What Are Christians For?, Jake Meador. Downers Grove: InterVarsity Press, 2022.
Summary: An argument for a Christian politics that recognizes the goodness of all creation including all peoples, that rejects the manipulation of people and places and our own bodies that disregards their nature.
Jake Meador begins this work with the story of Father Ted, who helped a journalist covering apartheid South Africa, escape house arrest and the country. He represents to Meador a kingdom politics committed to life for the whole of life. Meador argues that much of American Christianity divorces faith from creation, from our embodied life, and other human beings, all for our own political and economic ends.
Drawing on the work of Herman Bavinck and Willie Jennings, he describes the immense inheritance we have inherited in the creation and one another. We repudiate this in our Western disregard of both the places we inhabit, living in accord with the particular character of that place, and in our colonization, in our disregard the peoples there before us. The particular expression of our alienation from God for those in the West is the exaltation of whiteness, and the oppression of others. Our reductionist education results in a loss of wonder.
Another reformer points the way back. Martin Bucer taught that the renewal of our relationship with God in Christ renews our relationship to neighbor, to proper governance, and to the care of the land. We learn again to accept the givenness of nature and our place in it. We embrace the household, marriage, and sexuality lived within that relationship, and lives of faithfulness to one another in sickness and health. And we embrace the larger community of God’s people in a particular place. Meador upholds the model of the Bruderhof, who renounce private ownership of material possessions. He advocates for the more challenging work of being this community in one’s own city and neighborhood.
I’m wrestling with my reaction to this book. Meador has great facility for drawing together the work of various theologians, philosophers, and writers, along with some great personal stories. Yet I found the thread of this argument not easy to follow, and a more prolix statement of what Wendell Berry articulates so straightforwardly in What Are People For? and other essays. But it is an important and perceptive argument. The gospel not only restores us to God but to our embodied existence, each other as families and communities, states and the world, and to God’s good earth. It is apparent that our politically and economically captive churches have not heard this enough and this message is so urgent that it cannot be spoken and written and lived enough, until we recover a sense of what Christians are for.
Disclosure of Material Connection: I received a complimentary review copy of this book from the publisher in exchange for an honest review. The opinions I have expressed are my own.

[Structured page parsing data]

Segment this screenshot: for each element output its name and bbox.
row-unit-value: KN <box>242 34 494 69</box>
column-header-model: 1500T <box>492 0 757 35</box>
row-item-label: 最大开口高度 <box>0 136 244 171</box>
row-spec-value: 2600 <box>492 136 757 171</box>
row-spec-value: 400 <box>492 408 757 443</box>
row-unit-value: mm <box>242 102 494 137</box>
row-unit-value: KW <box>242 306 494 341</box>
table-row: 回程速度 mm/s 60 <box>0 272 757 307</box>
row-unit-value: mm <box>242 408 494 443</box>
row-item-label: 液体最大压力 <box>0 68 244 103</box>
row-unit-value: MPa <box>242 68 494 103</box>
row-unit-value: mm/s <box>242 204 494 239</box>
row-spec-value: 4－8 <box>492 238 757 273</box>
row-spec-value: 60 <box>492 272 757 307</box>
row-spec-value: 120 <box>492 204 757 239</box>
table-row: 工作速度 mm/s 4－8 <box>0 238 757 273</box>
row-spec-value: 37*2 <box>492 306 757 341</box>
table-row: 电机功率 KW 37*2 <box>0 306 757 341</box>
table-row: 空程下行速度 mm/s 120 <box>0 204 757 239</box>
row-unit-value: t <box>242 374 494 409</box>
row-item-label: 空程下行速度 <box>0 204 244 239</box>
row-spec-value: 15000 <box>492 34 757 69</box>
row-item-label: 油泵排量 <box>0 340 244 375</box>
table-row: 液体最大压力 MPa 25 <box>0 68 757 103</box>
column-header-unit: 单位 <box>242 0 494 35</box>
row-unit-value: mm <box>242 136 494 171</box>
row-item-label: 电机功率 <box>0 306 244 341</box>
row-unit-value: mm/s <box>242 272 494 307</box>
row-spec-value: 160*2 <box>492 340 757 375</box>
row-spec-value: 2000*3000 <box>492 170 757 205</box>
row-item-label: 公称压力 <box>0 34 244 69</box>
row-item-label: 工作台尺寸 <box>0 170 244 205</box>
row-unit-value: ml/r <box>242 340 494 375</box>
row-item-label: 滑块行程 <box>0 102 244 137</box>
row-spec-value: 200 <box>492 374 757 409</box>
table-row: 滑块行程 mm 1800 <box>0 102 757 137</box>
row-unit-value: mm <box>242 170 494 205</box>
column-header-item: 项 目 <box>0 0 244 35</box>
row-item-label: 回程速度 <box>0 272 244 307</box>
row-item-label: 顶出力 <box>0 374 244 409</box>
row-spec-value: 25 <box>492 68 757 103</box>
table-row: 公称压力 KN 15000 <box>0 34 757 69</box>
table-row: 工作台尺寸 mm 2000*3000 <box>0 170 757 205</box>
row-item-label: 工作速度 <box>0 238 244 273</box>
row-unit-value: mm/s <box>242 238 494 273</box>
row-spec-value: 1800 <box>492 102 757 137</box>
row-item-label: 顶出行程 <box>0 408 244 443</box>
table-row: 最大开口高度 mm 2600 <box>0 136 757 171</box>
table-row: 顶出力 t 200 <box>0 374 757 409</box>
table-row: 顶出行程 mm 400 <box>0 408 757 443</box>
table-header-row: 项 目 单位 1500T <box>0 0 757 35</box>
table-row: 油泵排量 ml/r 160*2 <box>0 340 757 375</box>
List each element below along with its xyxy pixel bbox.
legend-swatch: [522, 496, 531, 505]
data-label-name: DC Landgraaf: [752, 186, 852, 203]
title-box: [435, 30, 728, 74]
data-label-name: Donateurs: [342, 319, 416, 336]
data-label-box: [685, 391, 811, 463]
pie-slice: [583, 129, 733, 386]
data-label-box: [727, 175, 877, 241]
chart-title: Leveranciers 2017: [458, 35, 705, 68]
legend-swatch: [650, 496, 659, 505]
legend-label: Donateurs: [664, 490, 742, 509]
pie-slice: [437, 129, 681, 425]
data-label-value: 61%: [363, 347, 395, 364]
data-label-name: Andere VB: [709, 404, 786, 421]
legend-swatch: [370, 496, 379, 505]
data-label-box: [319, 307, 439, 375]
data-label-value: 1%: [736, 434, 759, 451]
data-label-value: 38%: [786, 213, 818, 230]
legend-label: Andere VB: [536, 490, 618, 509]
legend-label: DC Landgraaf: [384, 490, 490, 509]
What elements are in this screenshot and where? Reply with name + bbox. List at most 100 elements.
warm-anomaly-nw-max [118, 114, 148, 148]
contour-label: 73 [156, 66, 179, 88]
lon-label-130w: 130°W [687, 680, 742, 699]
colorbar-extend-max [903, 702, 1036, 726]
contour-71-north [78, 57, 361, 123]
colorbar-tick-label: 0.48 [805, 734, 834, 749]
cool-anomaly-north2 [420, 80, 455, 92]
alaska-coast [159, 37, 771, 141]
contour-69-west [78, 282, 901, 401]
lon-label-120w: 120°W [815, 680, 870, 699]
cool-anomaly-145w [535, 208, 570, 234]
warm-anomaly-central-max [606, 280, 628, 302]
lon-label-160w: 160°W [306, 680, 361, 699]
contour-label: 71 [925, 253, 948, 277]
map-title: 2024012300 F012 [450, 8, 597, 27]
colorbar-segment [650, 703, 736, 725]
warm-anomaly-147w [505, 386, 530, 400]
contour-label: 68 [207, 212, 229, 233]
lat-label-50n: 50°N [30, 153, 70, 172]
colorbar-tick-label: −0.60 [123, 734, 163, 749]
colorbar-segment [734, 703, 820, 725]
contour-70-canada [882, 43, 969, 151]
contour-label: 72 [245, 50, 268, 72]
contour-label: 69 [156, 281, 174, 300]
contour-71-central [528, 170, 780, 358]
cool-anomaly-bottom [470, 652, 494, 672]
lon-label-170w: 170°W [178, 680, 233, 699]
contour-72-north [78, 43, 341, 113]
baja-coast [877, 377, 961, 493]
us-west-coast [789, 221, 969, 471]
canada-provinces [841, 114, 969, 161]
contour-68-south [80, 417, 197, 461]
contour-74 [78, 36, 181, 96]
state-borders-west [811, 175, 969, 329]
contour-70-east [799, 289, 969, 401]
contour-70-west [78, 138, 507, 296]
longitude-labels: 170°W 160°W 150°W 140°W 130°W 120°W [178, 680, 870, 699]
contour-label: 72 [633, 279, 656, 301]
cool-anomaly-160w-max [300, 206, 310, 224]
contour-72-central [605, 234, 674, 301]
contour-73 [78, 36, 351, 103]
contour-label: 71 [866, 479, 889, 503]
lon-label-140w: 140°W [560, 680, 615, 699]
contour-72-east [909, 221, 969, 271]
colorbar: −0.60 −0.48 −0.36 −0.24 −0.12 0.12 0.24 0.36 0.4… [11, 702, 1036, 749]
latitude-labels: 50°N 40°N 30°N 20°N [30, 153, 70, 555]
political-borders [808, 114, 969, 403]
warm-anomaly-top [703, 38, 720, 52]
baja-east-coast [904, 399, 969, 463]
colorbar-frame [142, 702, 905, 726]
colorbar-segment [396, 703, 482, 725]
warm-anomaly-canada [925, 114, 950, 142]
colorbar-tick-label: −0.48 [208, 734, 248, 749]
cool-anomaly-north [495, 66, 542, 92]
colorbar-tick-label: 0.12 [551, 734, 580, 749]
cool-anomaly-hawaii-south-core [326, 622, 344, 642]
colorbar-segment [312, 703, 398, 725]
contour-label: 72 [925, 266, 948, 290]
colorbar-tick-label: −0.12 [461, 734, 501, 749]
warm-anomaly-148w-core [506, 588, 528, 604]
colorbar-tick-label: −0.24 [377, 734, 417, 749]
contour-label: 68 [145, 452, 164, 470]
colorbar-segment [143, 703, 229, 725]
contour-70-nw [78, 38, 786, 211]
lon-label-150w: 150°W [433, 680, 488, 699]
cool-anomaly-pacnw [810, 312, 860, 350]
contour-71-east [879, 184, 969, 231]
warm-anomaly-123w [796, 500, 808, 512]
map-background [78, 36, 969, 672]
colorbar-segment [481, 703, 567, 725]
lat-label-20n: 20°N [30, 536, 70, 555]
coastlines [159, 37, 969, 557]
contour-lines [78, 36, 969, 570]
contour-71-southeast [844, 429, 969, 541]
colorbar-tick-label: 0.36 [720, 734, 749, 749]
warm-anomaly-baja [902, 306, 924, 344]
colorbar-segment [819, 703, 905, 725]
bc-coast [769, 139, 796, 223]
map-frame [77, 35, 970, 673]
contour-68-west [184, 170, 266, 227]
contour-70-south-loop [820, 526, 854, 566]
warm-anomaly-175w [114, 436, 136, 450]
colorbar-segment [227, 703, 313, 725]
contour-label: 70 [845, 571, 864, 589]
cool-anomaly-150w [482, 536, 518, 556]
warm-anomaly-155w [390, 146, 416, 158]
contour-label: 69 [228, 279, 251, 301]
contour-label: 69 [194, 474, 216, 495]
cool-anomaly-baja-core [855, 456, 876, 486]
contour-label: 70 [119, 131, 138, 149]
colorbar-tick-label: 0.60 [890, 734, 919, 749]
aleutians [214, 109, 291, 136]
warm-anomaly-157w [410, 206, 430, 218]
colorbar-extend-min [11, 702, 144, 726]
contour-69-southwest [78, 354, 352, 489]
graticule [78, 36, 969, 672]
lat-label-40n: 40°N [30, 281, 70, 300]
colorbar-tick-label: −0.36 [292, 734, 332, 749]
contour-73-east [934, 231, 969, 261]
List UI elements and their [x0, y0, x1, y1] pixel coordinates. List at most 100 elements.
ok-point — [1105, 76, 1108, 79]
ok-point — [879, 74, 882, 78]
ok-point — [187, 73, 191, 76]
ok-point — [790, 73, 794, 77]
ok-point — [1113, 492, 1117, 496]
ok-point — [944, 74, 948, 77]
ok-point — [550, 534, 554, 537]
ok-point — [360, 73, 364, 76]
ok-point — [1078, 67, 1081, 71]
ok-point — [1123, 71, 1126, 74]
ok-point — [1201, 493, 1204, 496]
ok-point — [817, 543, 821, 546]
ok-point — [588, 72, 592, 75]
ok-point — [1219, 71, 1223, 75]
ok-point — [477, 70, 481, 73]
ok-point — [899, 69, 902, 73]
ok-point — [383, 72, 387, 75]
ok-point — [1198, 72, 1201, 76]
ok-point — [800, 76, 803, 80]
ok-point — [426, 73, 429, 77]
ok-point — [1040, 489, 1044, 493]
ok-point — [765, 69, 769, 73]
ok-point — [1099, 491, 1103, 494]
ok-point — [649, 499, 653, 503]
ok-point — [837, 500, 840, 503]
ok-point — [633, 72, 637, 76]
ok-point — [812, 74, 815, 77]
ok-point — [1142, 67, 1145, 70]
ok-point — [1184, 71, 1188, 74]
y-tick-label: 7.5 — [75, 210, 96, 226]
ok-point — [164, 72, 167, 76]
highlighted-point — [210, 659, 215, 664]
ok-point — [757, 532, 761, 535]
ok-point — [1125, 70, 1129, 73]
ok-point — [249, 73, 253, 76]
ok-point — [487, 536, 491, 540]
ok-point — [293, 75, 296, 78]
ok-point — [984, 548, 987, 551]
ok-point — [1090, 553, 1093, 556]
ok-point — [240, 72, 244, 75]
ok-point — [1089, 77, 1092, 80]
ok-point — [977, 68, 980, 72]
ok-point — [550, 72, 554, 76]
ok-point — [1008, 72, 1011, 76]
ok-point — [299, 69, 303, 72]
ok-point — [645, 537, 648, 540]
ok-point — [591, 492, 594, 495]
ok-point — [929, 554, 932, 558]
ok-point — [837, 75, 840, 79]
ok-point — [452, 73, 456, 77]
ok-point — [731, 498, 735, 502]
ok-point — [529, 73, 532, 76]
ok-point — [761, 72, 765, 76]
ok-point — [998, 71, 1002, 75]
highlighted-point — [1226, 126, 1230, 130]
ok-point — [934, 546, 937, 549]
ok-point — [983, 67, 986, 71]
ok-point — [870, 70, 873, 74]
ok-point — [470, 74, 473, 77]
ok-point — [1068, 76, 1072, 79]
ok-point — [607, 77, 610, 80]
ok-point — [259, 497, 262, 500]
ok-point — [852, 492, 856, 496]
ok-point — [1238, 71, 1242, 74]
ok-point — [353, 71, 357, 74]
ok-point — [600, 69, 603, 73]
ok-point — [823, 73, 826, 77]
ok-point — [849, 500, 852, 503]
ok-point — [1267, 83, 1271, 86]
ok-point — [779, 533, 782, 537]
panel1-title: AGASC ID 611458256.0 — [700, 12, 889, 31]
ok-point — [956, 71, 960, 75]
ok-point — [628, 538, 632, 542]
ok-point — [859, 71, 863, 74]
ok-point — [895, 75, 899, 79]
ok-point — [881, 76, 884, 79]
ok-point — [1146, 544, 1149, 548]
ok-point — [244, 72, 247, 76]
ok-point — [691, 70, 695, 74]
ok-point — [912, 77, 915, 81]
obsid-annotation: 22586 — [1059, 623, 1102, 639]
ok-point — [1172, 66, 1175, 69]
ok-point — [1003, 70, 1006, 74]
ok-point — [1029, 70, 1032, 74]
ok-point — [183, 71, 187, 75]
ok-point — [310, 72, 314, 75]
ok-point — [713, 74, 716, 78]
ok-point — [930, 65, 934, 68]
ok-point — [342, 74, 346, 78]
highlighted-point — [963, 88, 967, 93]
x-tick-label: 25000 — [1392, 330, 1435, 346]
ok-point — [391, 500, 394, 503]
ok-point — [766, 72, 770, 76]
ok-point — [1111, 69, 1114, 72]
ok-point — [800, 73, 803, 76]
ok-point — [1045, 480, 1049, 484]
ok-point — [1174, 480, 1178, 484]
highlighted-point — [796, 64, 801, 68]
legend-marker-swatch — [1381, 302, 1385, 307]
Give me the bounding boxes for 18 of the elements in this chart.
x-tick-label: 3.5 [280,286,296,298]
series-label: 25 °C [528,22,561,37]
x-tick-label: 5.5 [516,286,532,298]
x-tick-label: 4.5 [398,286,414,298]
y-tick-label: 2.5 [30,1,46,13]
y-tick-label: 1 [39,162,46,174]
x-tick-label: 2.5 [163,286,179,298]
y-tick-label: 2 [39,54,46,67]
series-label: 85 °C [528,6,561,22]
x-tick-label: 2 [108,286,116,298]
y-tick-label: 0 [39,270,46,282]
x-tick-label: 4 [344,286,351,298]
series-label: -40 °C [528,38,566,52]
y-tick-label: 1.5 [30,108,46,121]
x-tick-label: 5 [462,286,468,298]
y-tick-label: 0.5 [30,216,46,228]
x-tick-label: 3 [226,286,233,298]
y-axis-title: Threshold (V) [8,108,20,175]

▶ _TASK OBJECTIVE_: Which community does the book review say Meador upholds as a model?

▶ _SOLUTION TO THIS EXERCISE_: The Bruderhof, who renounce private ownership of material possessions.